┌────────
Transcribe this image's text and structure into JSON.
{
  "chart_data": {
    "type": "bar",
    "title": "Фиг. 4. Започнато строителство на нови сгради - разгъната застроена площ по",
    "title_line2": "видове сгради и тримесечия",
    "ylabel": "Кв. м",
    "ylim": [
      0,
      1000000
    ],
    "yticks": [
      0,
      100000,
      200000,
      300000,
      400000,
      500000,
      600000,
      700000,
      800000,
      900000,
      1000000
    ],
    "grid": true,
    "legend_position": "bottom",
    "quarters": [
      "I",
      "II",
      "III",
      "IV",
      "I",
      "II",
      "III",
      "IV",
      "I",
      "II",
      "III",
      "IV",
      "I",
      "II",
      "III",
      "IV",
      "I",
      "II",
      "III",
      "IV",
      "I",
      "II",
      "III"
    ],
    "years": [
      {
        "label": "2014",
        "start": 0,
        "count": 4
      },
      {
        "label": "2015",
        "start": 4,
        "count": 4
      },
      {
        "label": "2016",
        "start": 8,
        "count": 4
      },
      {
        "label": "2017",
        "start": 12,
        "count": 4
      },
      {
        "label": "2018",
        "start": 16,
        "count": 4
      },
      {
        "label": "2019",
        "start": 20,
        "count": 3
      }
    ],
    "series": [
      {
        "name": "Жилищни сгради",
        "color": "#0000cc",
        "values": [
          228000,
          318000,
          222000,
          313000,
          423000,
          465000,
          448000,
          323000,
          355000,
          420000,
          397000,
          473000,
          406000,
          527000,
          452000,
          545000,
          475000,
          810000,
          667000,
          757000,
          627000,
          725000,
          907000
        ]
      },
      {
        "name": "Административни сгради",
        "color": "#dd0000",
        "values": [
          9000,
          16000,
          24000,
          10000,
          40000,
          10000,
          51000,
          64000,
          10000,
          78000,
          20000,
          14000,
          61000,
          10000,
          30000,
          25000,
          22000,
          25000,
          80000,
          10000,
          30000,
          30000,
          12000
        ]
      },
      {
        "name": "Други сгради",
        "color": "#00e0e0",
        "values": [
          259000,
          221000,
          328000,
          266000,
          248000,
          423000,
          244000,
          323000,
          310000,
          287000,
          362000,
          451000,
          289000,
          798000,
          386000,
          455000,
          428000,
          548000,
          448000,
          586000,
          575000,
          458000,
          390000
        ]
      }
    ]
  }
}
└────────
*REQUEST*:
Using the data above, output each line exactly.

*REPLY TO THE TASK*:
Transcribe this image's text and structure into JSON.
{
  "chart_data": {
    "type": "bar",
    "title": "Фиг. 4. Започнато строителство на нови сгради - разгъната застроена площ по",
    "title_line2": "видове сгради и тримесечия",
    "ylabel": "Кв. м",
    "ylim": [
      0,
      1000000
    ],
    "yticks": [
      0,
      100000,
      200000,
      300000,
      400000,
      500000,
      600000,
      700000,
      800000,
      900000,
      1000000
    ],
    "grid": true,
    "legend_position": "bottom",
    "quarters": [
      "I",
      "II",
      "III",
      "IV",
      "I",
      "II",
      "III",
      "IV",
      "I",
      "II",
      "III",
      "IV",
      "I",
      "II",
      "III",
      "IV",
      "I",
      "II",
      "III",
      "IV",
      "I",
      "II",
      "III"
    ],
    "years": [
      {
        "label": "2014",
        "start": 0,
        "count": 4
      },
      {
        "label": "2015",
        "start": 4,
        "count": 4
      },
      {
        "label": "2016",
        "start": 8,
        "count": 4
      },
      {
        "label": "2017",
        "start": 12,
        "count": 4
      },
      {
        "label": "2018",
        "start": 16,
        "count": 4
      },
      {
        "label": "2019",
        "start": 20,
        "count": 3
      }
    ],
    "series": [
      {
        "name": "Жилищни сгради",
        "color": "#0000cc",
        "values": [
          228000,
          318000,
          222000,
          313000,
          423000,
          465000,
          448000,
          323000,
          355000,
          420000,
          397000,
          473000,
          406000,
          527000,
          452000,
          545000,
          475000,
          810000,
          667000,
          757000,
          627000,
          725000,
          907000
        ]
      },
      {
        "name": "Административни сгради",
        "color": "#dd0000",
        "values": [
          9000,
          16000,
          24000,
          10000,
          40000,
          10000,
          51000,
          64000,
          10000,
          78000,
          20000,
          14000,
          61000,
          10000,
          30000,
          25000,
          22000,
          25000,
          80000,
          10000,
          30000,
          30000,
          12000
        ]
      },
      {
        "name": "Други сгради",
        "color": "#00e0e0",
        "values": [
          259000,
          221000,
          328000,
          266000,
          248000,
          423000,
          244000,
          323000,
          310000,
          287000,
          362000,
          451000,
          289000,
          798000,
          386000,
          455000,
          428000,
          548000,
          448000,
          586000,
          575000,
          458000,
          390000
        ]
      }
    ]
  }
}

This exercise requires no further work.